[Begin]

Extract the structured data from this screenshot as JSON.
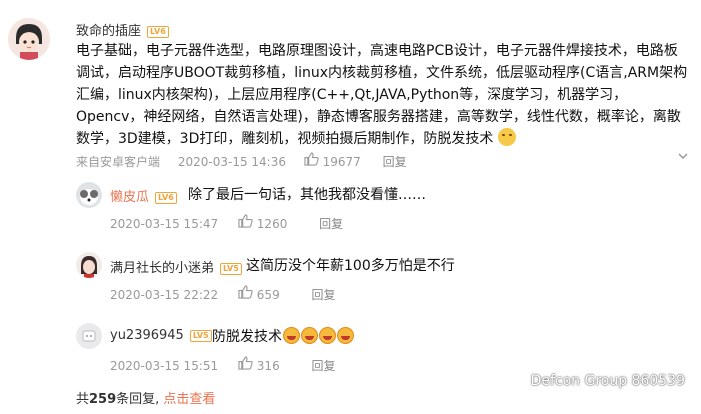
{
  "main_comment": {
    "author": "致命的插座",
    "level": "LV6",
    "content": "电子基础，电子元器件选型，电路原理图设计，高速电路PCB设计，电子元器件焊接技术，电路板调试，启动程序UBOOT裁剪移植，linux内核裁剪移植，文件系统，低层驱动程序(C语言,ARM架构汇编，linux内核架构)，上层应用程序(C++,Qt,JAVA,Python等，深度学习，机器学习，Opencv，神经网络，自然语言处理)，静态博客服务器搭建，高等数学，线性代数，概率论，离散数学，3D建模，3D打印，雕刻机，视频拍摄后期制作，防脱发技术",
    "source": "来自安卓客户端",
    "date": "2020-03-15 14:36",
    "likes": "19677",
    "reply_label": "回复"
  },
  "replies": [
    {
      "name": "懒皮瓜",
      "level": "LV6",
      "text": "除了最后一句话，其他我都没看懂……",
      "date": "2020-03-15 15:47",
      "likes": "1260",
      "reply_label": "回复",
      "name_color": "#eb7350"
    },
    {
      "name": "满月社长的小迷弟",
      "level": "LV5",
      "text": "这简历没个年薪100多万怕是不行",
      "date": "2020-03-15 22:22",
      "likes": "659",
      "reply_label": "回复",
      "name_color": "#333333"
    },
    {
      "name": "yu2396945",
      "level": "LV5",
      "text": "防脱发技术",
      "date": "2020-03-15 15:51",
      "likes": "316",
      "reply_label": "回复",
      "name_color": "#333333"
    }
  ],
  "footer": {
    "prefix": "共",
    "count": "259",
    "suffix": "条回复, ",
    "link": "点击查看"
  },
  "watermark": "Defcon Group 860539",
  "colors": {
    "link": "#eb7350",
    "meta": "#999999",
    "level_badge": "#f2a33a"
  }
}
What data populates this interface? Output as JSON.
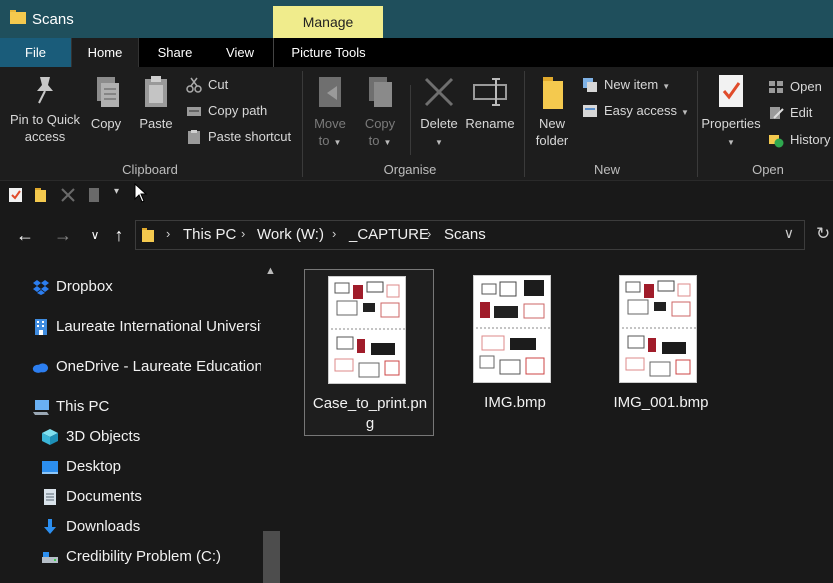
{
  "window": {
    "title": "Scans"
  },
  "context_tab": {
    "label": "Manage"
  },
  "tabs": {
    "file": "File",
    "home": "Home",
    "share": "Share",
    "view": "View",
    "picture_tools": "Picture Tools"
  },
  "ribbon": {
    "clipboard": {
      "label": "Clipboard",
      "pin": "Pin to Quick access",
      "pin_line1": "Pin to Quick",
      "pin_line2": "access",
      "copy": "Copy",
      "paste": "Paste",
      "cut": "Cut",
      "copy_path": "Copy path",
      "paste_shortcut": "Paste shortcut"
    },
    "organise": {
      "label": "Organise",
      "move_to_1": "Move",
      "move_to_2": "to",
      "copy_to_1": "Copy",
      "copy_to_2": "to",
      "delete": "Delete",
      "rename": "Rename"
    },
    "new": {
      "label": "New",
      "new_folder_1": "New",
      "new_folder_2": "folder",
      "new_item": "New item",
      "easy_access": "Easy access"
    },
    "open": {
      "label": "Open",
      "properties": "Properties",
      "open": "Open",
      "edit": "Edit",
      "history": "History"
    }
  },
  "address": {
    "crumbs": [
      "This PC",
      "Work (W:)",
      "_CAPTURE",
      "Scans"
    ]
  },
  "nav": {
    "items": [
      {
        "label": "Dropbox",
        "icon": "dropbox-icon"
      },
      {
        "label": "Laureate International Universit",
        "icon": "building-icon"
      },
      {
        "label": "OneDrive - Laureate Education",
        "icon": "cloud-icon"
      },
      {
        "label": "This PC",
        "icon": "computer-icon"
      },
      {
        "label": "3D Objects",
        "icon": "cube-icon"
      },
      {
        "label": "Desktop",
        "icon": "desktop-icon"
      },
      {
        "label": "Documents",
        "icon": "document-icon"
      },
      {
        "label": "Downloads",
        "icon": "download-icon"
      },
      {
        "label": "Credibility Problem (C:)",
        "icon": "drive-icon"
      }
    ]
  },
  "files": [
    {
      "name_line1": "Case_to_print.pn",
      "name_line2": "g"
    },
    {
      "name_line1": "IMG.bmp",
      "name_line2": ""
    },
    {
      "name_line1": "IMG_001.bmp",
      "name_line2": ""
    }
  ],
  "colors": {
    "titlebar": "#1f4f5c",
    "manage_tab": "#f0ec8c",
    "file_tab": "#1a5c7a",
    "background": "#191919"
  }
}
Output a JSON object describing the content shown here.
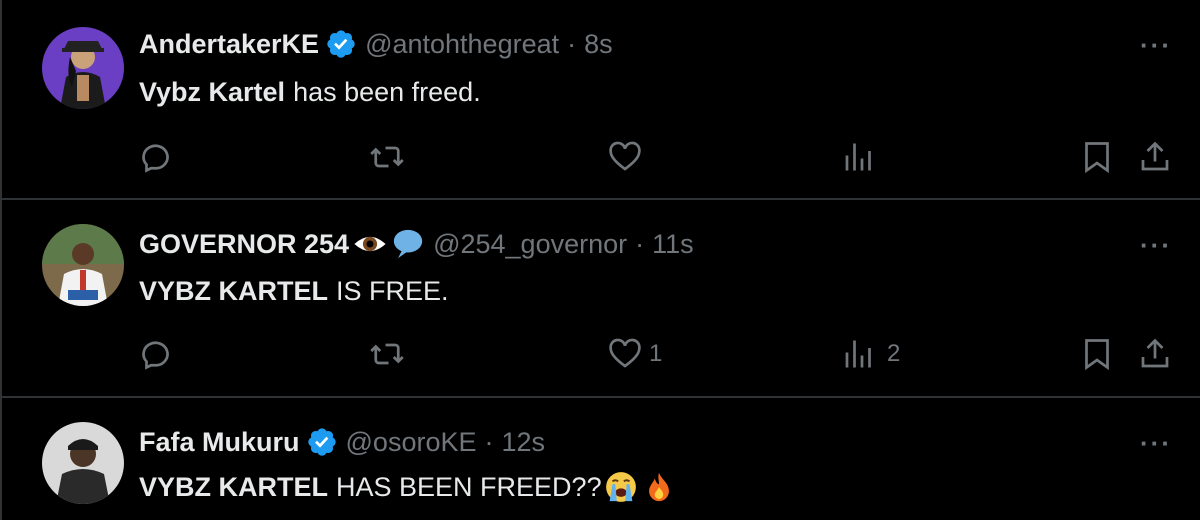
{
  "tweets": [
    {
      "name": "AndertakerKE",
      "handle": "@antohthegreat",
      "dot": "·",
      "time": "8s",
      "text_bold": "Vybz Kartel",
      "text_rest": "has been freed.",
      "verified": true,
      "replies": "",
      "retweets": "",
      "likes": "",
      "views": ""
    },
    {
      "name": "GOVERNOR 254",
      "handle": "@254_governor",
      "dot": "·",
      "time": "11s",
      "text_bold": "VYBZ KARTEL",
      "text_rest": "IS FREE.",
      "name_emojis": [
        "eye-emoji",
        "speech-bubble-emoji"
      ],
      "replies": "",
      "retweets": "",
      "likes": "1",
      "views": "2"
    },
    {
      "name": "Fafa Mukuru",
      "handle": "@osoroKE",
      "dot": "·",
      "time": "12s",
      "text_bold": "VYBZ KARTEL",
      "text_rest": "HAS BEEN FREED??",
      "text_emojis": [
        "loudly-crying-face-emoji",
        "fire-emoji"
      ],
      "verified": true
    }
  ],
  "more_label": "···",
  "colors": {
    "background": "#000000",
    "primary_text": "#e7e9ea",
    "secondary_text": "#71767b",
    "verified": "#1d9bf0",
    "divider": "#2f3336"
  }
}
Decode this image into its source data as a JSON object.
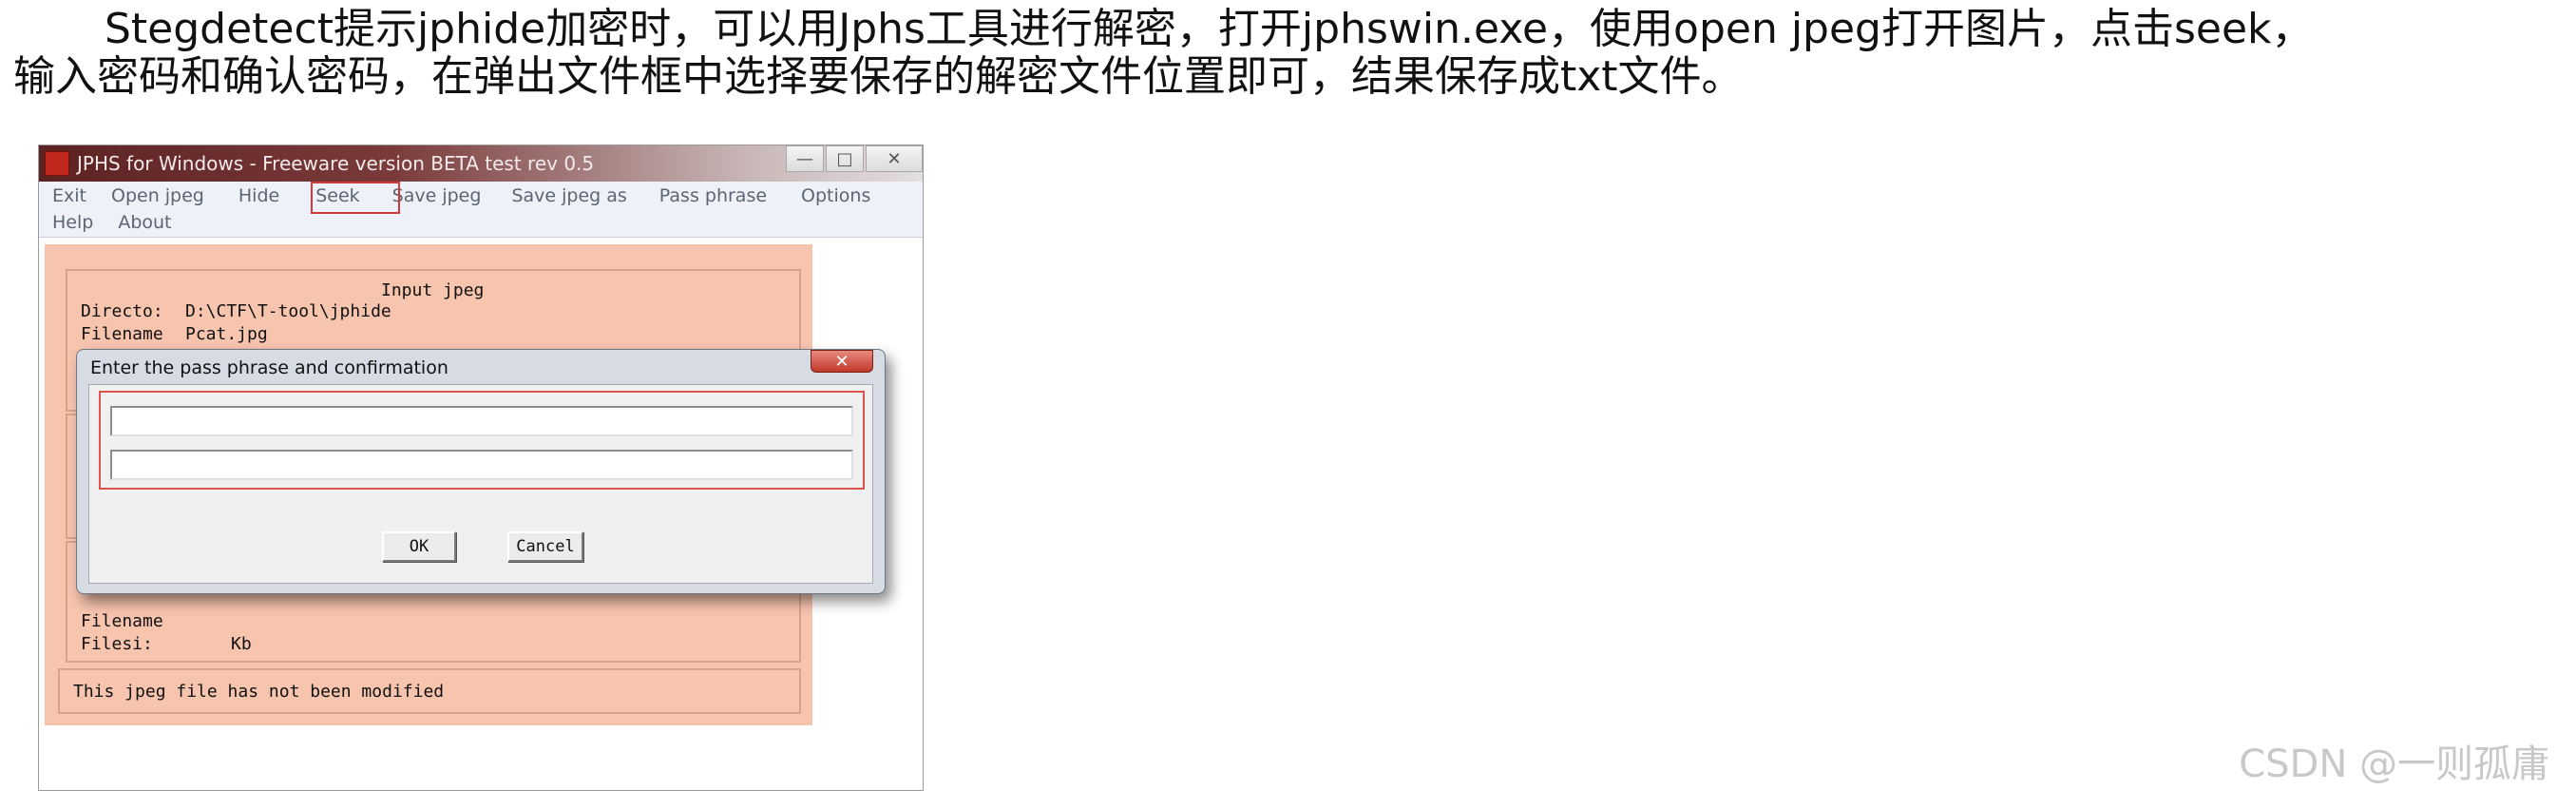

[End]

[What you need to do]
Pick out the lines containing the word "access" and show them.

[Response to this exercise]
      "pin": "Pin to Quick access",
      "pin_line2": "access",
      "easy_access": "Easy access"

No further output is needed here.